» Exercise directions
Show each line that has the string "でつながっている筋肉イ" in it.

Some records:

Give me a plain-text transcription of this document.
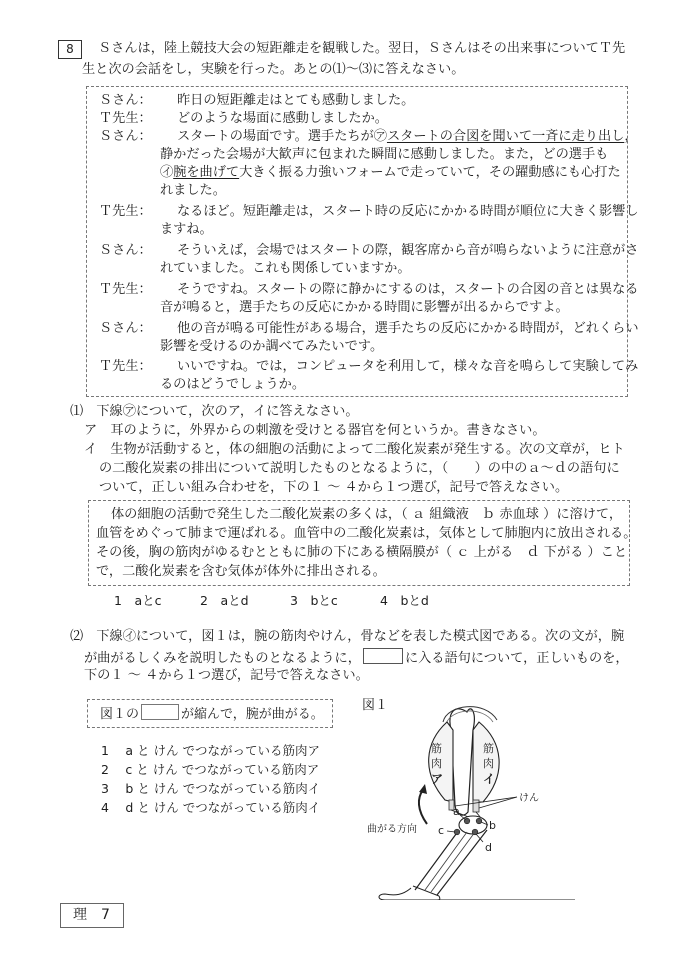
8	Ｓさんは，陸上競技大会の短距離走を観戦した。翌日，Ｓさんはその出来事についてＴ先
生と次の会話をし，実験を行った。あとの⑴～⑶に答えなさい。
Ｓさん： 昨日の短距離走はとても感動しました。
Ｔ先生： どのような場面に感動しましたか。
Ｓさん： スタートの場面です。選手たちが㋐スタートの合図を聞いて一斉に走り出し，
静かだった会場が大歓声に包まれた瞬間に感動しました。また，どの選手も
㋑腕を曲げて大きく振る力強いフォームで走っていて，その躍動感にも心打た
れました。
Ｔ先生： なるほど。短距離走は，スタート時の反応にかかる時間が順位に大きく影響し
ますね。
Ｓさん： そういえば，会場ではスタートの際，観客席から音が鳴らないように注意がさ
れていました。これも関係していますか。
Ｔ先生： そうですね。スタートの際に静かにするのは，スタートの合図の音とは異なる
音が鳴ると，選手たちの反応にかかる時間に影響が出るからですよ。
Ｓさん： 他の音が鳴る可能性がある場合，選手たちの反応にかかる時間が，どれくらい
影響を受けるのか調べてみたいです。
Ｔ先生： いいですね。では，コンピュータを利用して，様々な音を鳴らして実験してみ
るのはどうでしょうか。
⑴　下線㋐について，次のア，イに答えなさい。
ア　耳のように，外界からの刺激を受けとる器官を何というか。書きなさい。
イ　生物が活動すると，体の細胞の活動によって二酸化炭素が発生する。次の文章が，ヒト
の二酸化炭素の排出について説明したものとなるように，（　　）の中のａ～ｄの語句に
ついて，正しい組み合わせを，下の１ ～ ４から１つ選び，記号で答えなさい。
体の細胞の活動で発生した二酸化炭素の多くは，（ ａ 組織液　ｂ 赤血球 ）に溶けて，
血管をめぐって肺まで運ばれる。血管中の二酸化炭素は，気体として肺胞内に放出される。
その後，胸の筋肉がゆるむとともに肺の下にある横隔膜が（ ｃ 上がる　ｄ 下がる ）こと
で，二酸化炭素を含む気体が体外に排出される。
1　aとc	2　aとd	3　bとc	4　bとd
⑵　下線㋑について，図１は，腕の筋肉やけん，骨などを表した模式図である。次の文が，腕
が曲がるしくみを説明したものとなるように，	に入る語句について，正しいものを，
下の１ ～ ４から１つ選び，記号で答えなさい。
図１の	が縮んで，腕が曲がる。
1　 a と けん でつながっている筋肉ア
2　 c と けん でつながっている筋肉ア
3　 b と けん でつながっている筋肉イ
4　 d と けん でつながっている筋肉イ
図１
筋
肉
ア
筋
肉
イ
けん
a
b
c
d
曲がる方向
理 7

» Finished answer
3　 b と けん でつながっている筋肉イ
4　 d と けん でつながっている筋肉イ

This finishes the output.